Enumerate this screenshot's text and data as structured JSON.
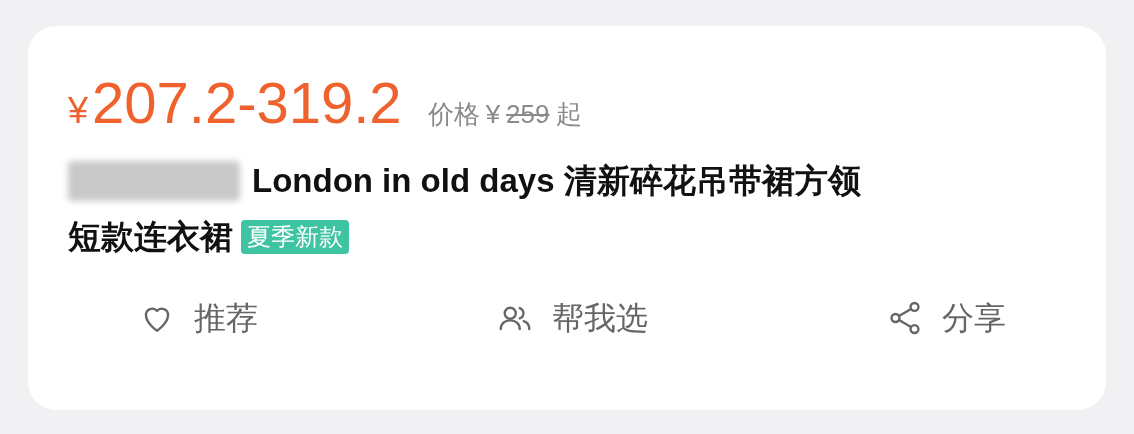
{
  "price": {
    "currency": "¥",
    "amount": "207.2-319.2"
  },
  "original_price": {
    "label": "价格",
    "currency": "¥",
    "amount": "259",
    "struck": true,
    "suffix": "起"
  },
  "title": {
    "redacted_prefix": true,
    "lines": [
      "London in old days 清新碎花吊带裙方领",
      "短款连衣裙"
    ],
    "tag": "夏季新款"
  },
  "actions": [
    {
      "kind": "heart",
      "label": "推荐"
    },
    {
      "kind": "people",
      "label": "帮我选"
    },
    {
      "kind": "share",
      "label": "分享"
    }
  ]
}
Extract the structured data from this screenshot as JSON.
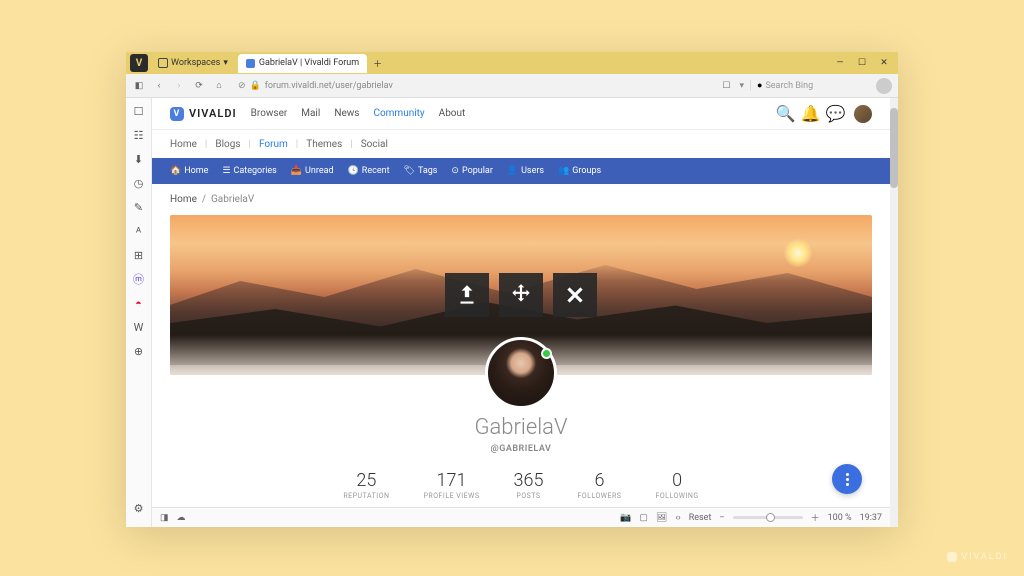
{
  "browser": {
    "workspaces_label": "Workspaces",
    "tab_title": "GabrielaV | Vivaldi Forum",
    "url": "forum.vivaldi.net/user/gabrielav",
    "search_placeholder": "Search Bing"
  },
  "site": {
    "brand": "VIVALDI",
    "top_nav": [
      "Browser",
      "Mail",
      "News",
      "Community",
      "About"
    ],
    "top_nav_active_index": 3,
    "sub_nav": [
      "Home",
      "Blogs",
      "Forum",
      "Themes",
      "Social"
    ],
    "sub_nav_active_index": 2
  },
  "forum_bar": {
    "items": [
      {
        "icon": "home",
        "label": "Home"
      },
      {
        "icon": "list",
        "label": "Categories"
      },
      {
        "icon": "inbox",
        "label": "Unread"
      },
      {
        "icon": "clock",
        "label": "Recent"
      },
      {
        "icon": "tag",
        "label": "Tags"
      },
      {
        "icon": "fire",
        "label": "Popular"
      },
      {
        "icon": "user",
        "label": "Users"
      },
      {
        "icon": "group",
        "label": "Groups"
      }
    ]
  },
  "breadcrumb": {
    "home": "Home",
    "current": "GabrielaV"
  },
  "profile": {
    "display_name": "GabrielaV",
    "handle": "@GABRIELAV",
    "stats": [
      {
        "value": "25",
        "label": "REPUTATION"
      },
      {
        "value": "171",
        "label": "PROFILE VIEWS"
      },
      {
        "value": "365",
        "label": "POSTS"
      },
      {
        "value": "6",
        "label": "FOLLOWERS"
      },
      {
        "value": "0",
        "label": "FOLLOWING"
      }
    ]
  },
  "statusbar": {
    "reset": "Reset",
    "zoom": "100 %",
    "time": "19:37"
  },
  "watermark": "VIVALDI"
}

----------------

[Task to complete]
Reproduce the entries above exactly. Do not include the images.

[Result for this task]
Enumerate this screenshot's text and data as structured JSON.
{
  "price": {
    "currency": "¥",
    "amount": "207.2-319.2"
  },
  "original_price": {
    "label": "价格",
    "currency": "¥",
    "amount": "259",
    "struck": true,
    "suffix": "起"
  },
  "title": {
    "redacted_prefix": true,
    "lines": [
      "London in old days 清新碎花吊带裙方领",
      "短款连衣裙"
    ],
    "tag": "夏季新款"
  },
  "actions": [
    {
      "kind": "heart",
      "label": "推荐"
    },
    {
      "kind": "people",
      "label": "帮我选"
    },
    {
      "kind": "share",
      "label": "分享"
    }
  ]
}
Extract the structured data from this screenshot as JSON.
{
  "browser": {
    "workspaces_label": "Workspaces",
    "tab_title": "GabrielaV | Vivaldi Forum",
    "url": "forum.vivaldi.net/user/gabrielav",
    "search_placeholder": "Search Bing"
  },
  "site": {
    "brand": "VIVALDI",
    "top_nav": [
      "Browser",
      "Mail",
      "News",
      "Community",
      "About"
    ],
    "top_nav_active_index": 3,
    "sub_nav": [
      "Home",
      "Blogs",
      "Forum",
      "Themes",
      "Social"
    ],
    "sub_nav_active_index": 2
  },
  "forum_bar": {
    "items": [
      {
        "icon": "home",
        "label": "Home"
      },
      {
        "icon": "list",
        "label": "Categories"
      },
      {
        "icon": "inbox",
        "label": "Unread"
      },
      {
        "icon": "clock",
        "label": "Recent"
      },
      {
        "icon": "tag",
        "label": "Tags"
      },
      {
        "icon": "fire",
        "label": "Popular"
      },
      {
        "icon": "user",
        "label": "Users"
      },
      {
        "icon": "group",
        "label": "Groups"
      }
    ]
  },
  "breadcrumb": {
    "home": "Home",
    "current": "GabrielaV"
  },
  "profile": {
    "display_name": "GabrielaV",
    "handle": "@GABRIELAV",
    "stats": [
      {
        "value": "25",
        "label": "REPUTATION"
      },
      {
        "value": "171",
        "label": "PROFILE VIEWS"
      },
      {
        "value": "365",
        "label": "POSTS"
      },
      {
        "value": "6",
        "label": "FOLLOWERS"
      },
      {
        "value": "0",
        "label": "FOLLOWING"
      }
    ]
  },
  "statusbar": {
    "reset": "Reset",
    "zoom": "100 %",
    "time": "19:37"
  },
  "watermark": "VIVALDI"
}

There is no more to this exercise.